_Consigna de trabajo_. Traduce al inglés esta oración del fragmento: "Por supuesto que hay alguien que esta haciendo fuerza por ver a Peñarol sucumbir frente a algún rival, pero eso no quita de que Peñarol, en estas instancias ya no solo representa al club y su parcialidad sino a todo un país."

_Fragmento_.
Ya lo dijo el propio presidente de la república quien ayer tuvo un encuentro con el plantel de Peñarol: “-esta rayada tiene la celeste abajo”. Hay algo mas cierto que eso? Por supuesto que hay alguien que esta haciendo fuerza por ver a Peñarol sucumbir frente a algún rival, pero eso no quita de que Peñarol, en estas instancias ya no solo representa al club y su parcialidad sino a todo un país. En el mundial de Sud Africa el fútbol uruguayo tuvo un realce a nivel internacional como el que no tenía desde hace décadas, pero sin embargo, mas allá de que uruguayos somos todos, la base o quizás la mayoría eran jugadores que militan en el medio europeo. Hoy por hoy, Peñarol entre los cuatro mejores de la Libertadores de América, tiene un plantel con jugadores del medio local y la cuota de jugadores que llegaron de otros países pero que también pertenecen a este medio y no a uno de muchos mas recursos y nivel de infraestructura, mas allá de que algunos ya tuvieron su momento en el viejo continente. Por lo tanto, un triunfo de Peñarol significa una re valorización del medio local, lo cual beneficiaría tanto a los jugadores y el futuro de Peñarol como a los de Nacional, Defensor, Danubio y el resto de los equipos, ya que se vuelve a mirar el fútbol de nuestro país como una fuente de buenos jugadores, buen fútbol y clase. Uruguay lentamente regresa a los primeros planos del fútbol mundial de donde no debió salir nunca y cuando un equipo uruguayo entra a la cancha, independientemente de los colores de la camiseta, el rival supo, sabe y sabrá que con ellos todo es posible y volverán a respetarnos como lo hicieron alguna vez, incluso hasta el punto de tenernos miedo.

[Entradas del conjunto de datos]
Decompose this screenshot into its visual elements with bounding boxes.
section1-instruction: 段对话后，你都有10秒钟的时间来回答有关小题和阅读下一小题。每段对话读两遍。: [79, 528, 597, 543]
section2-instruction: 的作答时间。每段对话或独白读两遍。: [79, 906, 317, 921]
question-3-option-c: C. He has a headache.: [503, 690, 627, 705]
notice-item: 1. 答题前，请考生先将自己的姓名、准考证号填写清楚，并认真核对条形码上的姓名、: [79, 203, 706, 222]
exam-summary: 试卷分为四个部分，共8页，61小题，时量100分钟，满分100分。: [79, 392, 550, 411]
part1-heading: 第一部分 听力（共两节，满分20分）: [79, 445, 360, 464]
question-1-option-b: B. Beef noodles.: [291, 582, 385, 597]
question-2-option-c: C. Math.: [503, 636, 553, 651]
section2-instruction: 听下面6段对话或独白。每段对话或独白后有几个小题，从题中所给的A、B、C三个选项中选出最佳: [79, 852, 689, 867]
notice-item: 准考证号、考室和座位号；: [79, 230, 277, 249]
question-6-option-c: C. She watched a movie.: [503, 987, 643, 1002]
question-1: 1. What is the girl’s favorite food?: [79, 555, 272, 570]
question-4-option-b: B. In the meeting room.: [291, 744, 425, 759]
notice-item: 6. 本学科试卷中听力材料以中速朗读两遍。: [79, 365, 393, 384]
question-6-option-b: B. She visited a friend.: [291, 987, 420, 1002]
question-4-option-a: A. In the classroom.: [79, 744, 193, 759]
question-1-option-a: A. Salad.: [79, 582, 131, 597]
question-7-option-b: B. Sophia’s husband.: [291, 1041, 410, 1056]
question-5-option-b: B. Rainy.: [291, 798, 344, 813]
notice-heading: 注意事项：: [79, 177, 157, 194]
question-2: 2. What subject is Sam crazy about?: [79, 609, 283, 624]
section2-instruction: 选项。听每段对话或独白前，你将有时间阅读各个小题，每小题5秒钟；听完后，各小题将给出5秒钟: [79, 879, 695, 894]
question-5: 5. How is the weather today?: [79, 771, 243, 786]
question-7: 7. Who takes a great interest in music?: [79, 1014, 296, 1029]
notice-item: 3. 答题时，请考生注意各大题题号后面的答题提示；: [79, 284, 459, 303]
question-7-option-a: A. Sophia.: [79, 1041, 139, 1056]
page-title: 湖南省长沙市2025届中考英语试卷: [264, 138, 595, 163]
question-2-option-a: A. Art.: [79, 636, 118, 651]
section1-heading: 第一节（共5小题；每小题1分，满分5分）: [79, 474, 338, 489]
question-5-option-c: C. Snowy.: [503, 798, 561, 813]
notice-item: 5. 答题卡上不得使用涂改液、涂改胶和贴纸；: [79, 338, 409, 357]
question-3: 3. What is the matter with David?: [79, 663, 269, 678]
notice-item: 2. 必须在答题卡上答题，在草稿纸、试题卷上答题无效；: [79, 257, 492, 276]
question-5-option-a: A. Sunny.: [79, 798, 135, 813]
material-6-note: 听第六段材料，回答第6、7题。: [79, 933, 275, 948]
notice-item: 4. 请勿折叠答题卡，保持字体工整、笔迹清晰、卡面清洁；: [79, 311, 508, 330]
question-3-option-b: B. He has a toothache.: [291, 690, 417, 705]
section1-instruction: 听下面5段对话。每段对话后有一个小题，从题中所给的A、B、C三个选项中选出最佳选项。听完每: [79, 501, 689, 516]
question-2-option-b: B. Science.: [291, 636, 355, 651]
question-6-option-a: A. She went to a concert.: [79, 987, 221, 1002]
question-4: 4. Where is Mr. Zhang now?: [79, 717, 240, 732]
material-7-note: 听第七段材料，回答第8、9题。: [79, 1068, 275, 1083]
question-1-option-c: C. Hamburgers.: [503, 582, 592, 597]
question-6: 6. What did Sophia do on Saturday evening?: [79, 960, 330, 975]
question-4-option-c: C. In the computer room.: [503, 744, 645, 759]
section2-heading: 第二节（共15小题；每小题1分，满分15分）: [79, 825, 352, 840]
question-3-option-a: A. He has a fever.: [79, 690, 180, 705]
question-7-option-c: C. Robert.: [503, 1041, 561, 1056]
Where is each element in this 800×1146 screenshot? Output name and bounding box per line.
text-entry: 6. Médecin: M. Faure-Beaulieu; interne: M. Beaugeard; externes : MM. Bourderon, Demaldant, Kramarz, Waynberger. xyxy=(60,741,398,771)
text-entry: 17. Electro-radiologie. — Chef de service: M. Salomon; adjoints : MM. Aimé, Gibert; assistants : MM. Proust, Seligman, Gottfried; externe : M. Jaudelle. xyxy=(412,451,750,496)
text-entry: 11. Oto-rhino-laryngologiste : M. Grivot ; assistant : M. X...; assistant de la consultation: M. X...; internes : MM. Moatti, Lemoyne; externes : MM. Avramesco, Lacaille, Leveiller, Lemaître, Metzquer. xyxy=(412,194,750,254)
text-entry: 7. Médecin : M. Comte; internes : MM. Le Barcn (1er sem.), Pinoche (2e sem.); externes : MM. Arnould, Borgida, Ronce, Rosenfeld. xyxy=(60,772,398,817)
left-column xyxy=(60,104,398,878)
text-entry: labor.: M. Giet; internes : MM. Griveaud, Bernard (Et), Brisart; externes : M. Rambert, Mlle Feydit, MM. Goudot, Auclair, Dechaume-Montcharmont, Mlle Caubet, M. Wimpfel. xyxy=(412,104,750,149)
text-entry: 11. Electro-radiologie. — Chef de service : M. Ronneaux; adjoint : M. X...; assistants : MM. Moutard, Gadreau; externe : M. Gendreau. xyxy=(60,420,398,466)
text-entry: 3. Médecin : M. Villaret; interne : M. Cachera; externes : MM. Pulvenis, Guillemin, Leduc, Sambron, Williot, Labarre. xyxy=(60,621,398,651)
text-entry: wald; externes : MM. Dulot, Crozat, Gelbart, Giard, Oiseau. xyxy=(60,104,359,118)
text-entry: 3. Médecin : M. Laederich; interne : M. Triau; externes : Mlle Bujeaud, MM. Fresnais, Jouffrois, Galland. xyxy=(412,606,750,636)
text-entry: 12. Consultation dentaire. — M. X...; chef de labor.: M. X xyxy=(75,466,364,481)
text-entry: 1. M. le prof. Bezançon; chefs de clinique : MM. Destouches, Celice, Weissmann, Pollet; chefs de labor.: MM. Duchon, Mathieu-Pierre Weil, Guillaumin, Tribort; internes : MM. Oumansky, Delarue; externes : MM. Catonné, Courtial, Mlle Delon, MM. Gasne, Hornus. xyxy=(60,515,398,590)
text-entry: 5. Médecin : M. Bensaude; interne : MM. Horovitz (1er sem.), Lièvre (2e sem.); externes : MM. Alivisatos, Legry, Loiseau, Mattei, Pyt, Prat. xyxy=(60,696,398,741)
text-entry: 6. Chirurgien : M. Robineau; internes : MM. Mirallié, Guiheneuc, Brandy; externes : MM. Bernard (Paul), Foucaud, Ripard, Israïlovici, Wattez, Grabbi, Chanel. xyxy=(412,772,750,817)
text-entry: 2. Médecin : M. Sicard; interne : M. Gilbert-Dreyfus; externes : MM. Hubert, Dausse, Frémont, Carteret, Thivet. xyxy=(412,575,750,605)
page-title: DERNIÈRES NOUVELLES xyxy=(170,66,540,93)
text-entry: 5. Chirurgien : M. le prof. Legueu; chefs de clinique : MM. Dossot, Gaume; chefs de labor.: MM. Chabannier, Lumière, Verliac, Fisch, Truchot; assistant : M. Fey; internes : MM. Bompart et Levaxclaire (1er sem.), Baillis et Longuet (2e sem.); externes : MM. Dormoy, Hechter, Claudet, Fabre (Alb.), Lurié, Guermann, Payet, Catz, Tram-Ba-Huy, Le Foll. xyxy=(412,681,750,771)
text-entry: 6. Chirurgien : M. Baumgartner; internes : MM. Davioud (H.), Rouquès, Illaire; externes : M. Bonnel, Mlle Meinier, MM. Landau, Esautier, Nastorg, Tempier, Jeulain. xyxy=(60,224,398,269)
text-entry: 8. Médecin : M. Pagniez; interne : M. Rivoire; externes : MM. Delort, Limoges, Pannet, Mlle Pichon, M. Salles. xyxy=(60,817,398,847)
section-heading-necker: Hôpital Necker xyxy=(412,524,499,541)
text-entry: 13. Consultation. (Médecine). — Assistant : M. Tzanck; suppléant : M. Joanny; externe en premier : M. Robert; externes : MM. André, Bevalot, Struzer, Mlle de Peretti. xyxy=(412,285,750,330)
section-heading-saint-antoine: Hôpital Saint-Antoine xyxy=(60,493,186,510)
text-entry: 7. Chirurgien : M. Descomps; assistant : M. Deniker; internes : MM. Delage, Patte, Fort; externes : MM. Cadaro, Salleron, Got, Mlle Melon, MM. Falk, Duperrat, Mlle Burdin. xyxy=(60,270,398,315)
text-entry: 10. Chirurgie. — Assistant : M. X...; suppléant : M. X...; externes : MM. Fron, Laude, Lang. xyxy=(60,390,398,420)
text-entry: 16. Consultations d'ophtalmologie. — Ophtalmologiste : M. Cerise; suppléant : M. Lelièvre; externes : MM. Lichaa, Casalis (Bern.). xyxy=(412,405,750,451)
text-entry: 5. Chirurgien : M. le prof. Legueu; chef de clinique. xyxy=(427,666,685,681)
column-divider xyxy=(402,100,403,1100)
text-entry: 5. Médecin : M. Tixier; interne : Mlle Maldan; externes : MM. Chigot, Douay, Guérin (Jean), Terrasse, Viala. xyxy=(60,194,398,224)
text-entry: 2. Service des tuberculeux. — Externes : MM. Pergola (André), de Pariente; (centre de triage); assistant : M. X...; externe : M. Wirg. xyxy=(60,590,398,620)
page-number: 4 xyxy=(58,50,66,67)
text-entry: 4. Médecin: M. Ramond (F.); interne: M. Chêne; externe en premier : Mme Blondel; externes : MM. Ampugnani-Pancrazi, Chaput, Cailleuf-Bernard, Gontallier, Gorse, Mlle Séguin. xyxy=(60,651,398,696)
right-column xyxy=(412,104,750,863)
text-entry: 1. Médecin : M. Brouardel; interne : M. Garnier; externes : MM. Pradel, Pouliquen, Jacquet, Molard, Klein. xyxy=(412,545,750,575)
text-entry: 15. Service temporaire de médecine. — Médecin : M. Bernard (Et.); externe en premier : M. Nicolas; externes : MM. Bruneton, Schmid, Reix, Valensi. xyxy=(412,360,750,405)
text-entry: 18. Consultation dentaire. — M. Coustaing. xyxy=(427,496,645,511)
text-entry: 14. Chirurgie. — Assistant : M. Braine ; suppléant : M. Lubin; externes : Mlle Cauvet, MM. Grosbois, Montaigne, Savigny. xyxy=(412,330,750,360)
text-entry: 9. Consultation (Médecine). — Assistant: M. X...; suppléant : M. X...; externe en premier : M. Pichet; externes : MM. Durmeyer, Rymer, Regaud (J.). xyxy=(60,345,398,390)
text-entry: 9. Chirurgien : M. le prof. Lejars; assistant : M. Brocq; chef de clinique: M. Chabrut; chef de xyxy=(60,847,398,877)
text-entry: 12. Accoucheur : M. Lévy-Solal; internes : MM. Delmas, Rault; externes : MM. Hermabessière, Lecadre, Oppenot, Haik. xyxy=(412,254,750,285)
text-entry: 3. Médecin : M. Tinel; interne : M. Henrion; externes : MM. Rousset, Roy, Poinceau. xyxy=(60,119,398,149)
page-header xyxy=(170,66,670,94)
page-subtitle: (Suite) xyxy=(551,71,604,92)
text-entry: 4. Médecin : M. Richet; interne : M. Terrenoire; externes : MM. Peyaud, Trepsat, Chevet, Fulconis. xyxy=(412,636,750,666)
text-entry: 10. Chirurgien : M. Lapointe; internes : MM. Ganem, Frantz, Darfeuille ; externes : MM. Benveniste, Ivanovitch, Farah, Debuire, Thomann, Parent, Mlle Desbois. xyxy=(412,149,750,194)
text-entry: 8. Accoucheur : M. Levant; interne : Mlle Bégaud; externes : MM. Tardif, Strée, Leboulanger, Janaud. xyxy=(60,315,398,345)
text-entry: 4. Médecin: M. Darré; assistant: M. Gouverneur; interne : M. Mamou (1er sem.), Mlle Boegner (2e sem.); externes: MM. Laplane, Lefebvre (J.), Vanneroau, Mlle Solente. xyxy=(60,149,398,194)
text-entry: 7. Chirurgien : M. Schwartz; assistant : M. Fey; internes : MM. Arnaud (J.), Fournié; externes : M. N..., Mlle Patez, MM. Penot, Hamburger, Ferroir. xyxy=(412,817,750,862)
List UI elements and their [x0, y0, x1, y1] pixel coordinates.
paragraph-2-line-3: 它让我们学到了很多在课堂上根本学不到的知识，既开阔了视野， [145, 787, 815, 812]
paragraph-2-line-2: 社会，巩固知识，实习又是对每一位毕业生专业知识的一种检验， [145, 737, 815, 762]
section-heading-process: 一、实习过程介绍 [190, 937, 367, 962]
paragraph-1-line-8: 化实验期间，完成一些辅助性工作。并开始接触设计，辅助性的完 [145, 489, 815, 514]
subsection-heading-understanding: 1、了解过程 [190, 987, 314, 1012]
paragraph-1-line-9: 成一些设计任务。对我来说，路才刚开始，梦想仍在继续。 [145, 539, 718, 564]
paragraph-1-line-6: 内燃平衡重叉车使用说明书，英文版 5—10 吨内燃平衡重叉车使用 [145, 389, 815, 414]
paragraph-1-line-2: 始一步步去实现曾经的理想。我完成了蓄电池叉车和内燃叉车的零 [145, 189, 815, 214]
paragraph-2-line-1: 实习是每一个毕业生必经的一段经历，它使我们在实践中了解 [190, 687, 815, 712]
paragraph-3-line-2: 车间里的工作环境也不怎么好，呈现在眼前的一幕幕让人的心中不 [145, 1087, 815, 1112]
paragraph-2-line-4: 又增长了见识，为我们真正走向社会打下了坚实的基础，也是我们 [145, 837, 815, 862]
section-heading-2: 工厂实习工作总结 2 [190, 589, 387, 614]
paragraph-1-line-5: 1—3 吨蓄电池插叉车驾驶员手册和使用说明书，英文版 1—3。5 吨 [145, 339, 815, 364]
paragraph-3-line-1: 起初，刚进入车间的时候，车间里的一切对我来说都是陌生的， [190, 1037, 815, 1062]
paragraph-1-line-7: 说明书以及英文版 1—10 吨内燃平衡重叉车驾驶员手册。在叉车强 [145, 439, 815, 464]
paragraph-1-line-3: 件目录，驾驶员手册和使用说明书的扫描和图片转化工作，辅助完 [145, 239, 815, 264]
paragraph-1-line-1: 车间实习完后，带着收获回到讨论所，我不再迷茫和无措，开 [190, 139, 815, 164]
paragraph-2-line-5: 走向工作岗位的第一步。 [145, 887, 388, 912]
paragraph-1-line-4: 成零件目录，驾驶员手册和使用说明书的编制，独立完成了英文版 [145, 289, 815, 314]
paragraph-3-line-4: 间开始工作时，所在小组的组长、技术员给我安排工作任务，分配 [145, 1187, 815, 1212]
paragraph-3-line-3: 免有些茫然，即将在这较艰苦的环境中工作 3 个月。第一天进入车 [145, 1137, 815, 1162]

_Resultado del ejercicio_. Of course there is someone rooting to see Peñarol fall to some rival, but that does not change the fact that Peñarol, at this stage, no longer represents only the club and its supporters but an entire country.